**ЗАДАНИЕ 1:** Перепишите дословно отрывок из текста о диспуте вокруг «Списка благодеяний», от слов «Я считаю, что» до слов «перейти к показу.» включительно.
─── ФРАГМЕНТ ТЕКСТА ───
Я считаю, что мы достаточно обслуживаем нашего рабочего зрителя, и мы можем на десять пьес, скажем Киршона [480], поставить одну пьесу такого профилактического характера.
Товарищи, разрешите на этом дискуссию закончить и перейти к показу.
В узком и тесном зале клуба теаработников дышать нечем. Отдушины окон забиты людьми, возле дверей — море человеческих голов. Полно на сцене, за кулисами. В зрительном зале уплотнились так, что сидят по двое на одном стуле.
В этой обессиливающей духоте, среди сплошного шума и истерических выкриков женщин развертывается диспут о «Списке благодеяний».
На авансцене Мейерхольд. Поближе к нему приткнулся Олеша, бледный, сосредоточенный. За ними — актеры и актрисы, режиссеры, драматурги — словом, почти вся театральная общественность. Нет только рабочих. Видно, там, на гигантах-заводах и новостройках, «проблема» интеллигенции и ее отношение к советской власти мало кого взволновала и заинтересовала!
В президиуме Карл Радек, Боярский [481], Россовский [482], Млечин.
С горячей защитой «Списка благодеяний» выступает председатель союза революционных драматургов т. Морозов.
«Это лучшая пьеса в сезоне, настоящая пьеса, а не „агитка“ из тех, что не волнует и не трогает широкие массы. Она своевременна. Смешно утверждать, что она должна была появиться два года назад. Проблема отношения интеллигенции к советской власти должна быть поставлена на повестку дня. Интеллигенция, правда сильно развенчанная революцией, является умственной головкой, которая играла и продолжает играть на Западе ведущую роль в политике. Артистка Гончарова в пьесе Олеши является представительницей того слоя интеллигенции, который мы должны перевоспитать, сделать нашим.
─── ИСХОДНЫЕ ЗАПИСИ ───
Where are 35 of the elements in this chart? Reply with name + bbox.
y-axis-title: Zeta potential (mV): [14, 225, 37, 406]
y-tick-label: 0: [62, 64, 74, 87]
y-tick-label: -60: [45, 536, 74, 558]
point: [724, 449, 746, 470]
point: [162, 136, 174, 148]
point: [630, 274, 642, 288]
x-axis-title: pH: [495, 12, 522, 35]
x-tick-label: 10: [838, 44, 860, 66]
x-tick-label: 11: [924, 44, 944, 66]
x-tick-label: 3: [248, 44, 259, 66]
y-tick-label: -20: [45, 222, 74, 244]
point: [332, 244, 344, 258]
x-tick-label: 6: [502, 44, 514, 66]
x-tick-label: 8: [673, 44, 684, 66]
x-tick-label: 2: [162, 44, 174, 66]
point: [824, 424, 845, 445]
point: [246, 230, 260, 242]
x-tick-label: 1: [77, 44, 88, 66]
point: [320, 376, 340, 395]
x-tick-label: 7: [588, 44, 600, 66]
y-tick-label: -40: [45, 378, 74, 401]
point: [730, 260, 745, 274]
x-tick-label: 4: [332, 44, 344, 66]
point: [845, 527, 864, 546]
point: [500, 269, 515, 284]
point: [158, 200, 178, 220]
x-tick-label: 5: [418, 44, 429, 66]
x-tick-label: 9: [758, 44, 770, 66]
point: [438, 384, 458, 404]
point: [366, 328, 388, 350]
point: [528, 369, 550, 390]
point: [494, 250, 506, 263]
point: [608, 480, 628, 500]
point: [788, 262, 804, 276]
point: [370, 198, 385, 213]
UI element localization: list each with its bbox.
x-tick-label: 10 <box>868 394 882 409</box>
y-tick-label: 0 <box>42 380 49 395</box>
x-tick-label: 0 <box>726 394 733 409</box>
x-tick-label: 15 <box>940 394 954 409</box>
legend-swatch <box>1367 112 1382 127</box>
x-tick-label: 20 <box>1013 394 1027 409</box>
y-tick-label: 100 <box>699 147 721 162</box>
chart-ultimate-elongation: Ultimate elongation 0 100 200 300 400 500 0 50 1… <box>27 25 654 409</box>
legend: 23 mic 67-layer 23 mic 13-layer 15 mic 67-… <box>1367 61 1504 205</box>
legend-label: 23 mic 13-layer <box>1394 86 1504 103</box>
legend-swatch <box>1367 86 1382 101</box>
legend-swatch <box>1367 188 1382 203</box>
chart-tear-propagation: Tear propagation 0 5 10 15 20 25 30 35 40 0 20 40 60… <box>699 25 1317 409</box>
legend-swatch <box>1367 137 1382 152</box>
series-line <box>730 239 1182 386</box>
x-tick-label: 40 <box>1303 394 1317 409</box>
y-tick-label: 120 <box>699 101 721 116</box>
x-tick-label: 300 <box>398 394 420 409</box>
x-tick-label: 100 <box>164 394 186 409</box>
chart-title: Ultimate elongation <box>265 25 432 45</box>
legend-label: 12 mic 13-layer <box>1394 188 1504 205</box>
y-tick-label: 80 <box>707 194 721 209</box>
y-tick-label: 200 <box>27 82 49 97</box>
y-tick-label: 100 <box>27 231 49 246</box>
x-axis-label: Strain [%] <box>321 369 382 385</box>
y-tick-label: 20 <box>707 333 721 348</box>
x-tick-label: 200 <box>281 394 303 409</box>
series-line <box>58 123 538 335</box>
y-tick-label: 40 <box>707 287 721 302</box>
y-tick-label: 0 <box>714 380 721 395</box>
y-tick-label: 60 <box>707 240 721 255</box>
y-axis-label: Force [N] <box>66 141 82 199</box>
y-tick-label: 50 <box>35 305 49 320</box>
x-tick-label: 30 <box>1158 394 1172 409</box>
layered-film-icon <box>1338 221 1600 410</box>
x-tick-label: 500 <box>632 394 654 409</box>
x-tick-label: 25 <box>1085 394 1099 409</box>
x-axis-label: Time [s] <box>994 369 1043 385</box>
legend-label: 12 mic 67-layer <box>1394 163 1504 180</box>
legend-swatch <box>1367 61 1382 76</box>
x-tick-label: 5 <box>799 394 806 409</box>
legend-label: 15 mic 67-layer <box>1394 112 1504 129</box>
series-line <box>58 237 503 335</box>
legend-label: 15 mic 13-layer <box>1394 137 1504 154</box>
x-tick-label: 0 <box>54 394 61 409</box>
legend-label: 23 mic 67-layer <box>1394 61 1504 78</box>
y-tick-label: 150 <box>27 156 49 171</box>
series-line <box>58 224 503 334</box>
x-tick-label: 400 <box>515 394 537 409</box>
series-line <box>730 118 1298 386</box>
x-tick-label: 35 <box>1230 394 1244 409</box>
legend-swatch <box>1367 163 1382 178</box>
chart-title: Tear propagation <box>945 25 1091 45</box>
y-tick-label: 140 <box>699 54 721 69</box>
───
**ЗАДАНИЕ 2:** Процитируйте без изменений только строки записей с самого их начала до строки с «chart-ultimate-elongation: Ultimate elongation» включительно.

**ОТВЕТ 1:**
Я считаю, что мы достаточно обслуживаем нашего рабочего зрителя, и мы можем на десять пьес, скажем Киршона [480], поставить одну пьесу такого профилактического характера.
Товарищи, разрешите на этом дискуссию закончить и перейти к показу.

**ОТВЕТ 2:**
Where are 35 of the elements in this chart? Reply with name + bbox.
y-axis-title: Zeta potential (mV): [14, 225, 37, 406]
y-tick-label: 0: [62, 64, 74, 87]
y-tick-label: -60: [45, 536, 74, 558]
point: [724, 449, 746, 470]
point: [162, 136, 174, 148]
point: [630, 274, 642, 288]
x-axis-title: pH: [495, 12, 522, 35]
x-tick-label: 10: [838, 44, 860, 66]
x-tick-label: 11: [924, 44, 944, 66]
x-tick-label: 3: [248, 44, 259, 66]
y-tick-label: -20: [45, 222, 74, 244]
point: [332, 244, 344, 258]
x-tick-label: 6: [502, 44, 514, 66]
x-tick-label: 8: [673, 44, 684, 66]
x-tick-label: 2: [162, 44, 174, 66]
point: [824, 424, 845, 445]
point: [246, 230, 260, 242]
x-tick-label: 1: [77, 44, 88, 66]
point: [320, 376, 340, 395]
x-tick-label: 7: [588, 44, 600, 66]
y-tick-label: -40: [45, 378, 74, 401]
point: [730, 260, 745, 274]
x-tick-label: 4: [332, 44, 344, 66]
point: [845, 527, 864, 546]
point: [500, 269, 515, 284]
point: [158, 200, 178, 220]
x-tick-label: 5: [418, 44, 429, 66]
x-tick-label: 9: [758, 44, 770, 66]
point: [438, 384, 458, 404]
point: [366, 328, 388, 350]
point: [528, 369, 550, 390]
point: [494, 250, 506, 263]
point: [608, 480, 628, 500]
point: [788, 262, 804, 276]
point: [370, 198, 385, 213]
UI element localization: list each with its bbox.
x-tick-label: 10 <box>868 394 882 409</box>
y-tick-label: 0 <box>42 380 49 395</box>
x-tick-label: 0 <box>726 394 733 409</box>
x-tick-label: 15 <box>940 394 954 409</box>
legend-swatch <box>1367 112 1382 127</box>
x-tick-label: 20 <box>1013 394 1027 409</box>
y-tick-label: 100 <box>699 147 721 162</box>
chart-ultimate-elongation: Ultimate elongation 0 100 200 300 400 500 0 50 1… <box>27 25 654 409</box>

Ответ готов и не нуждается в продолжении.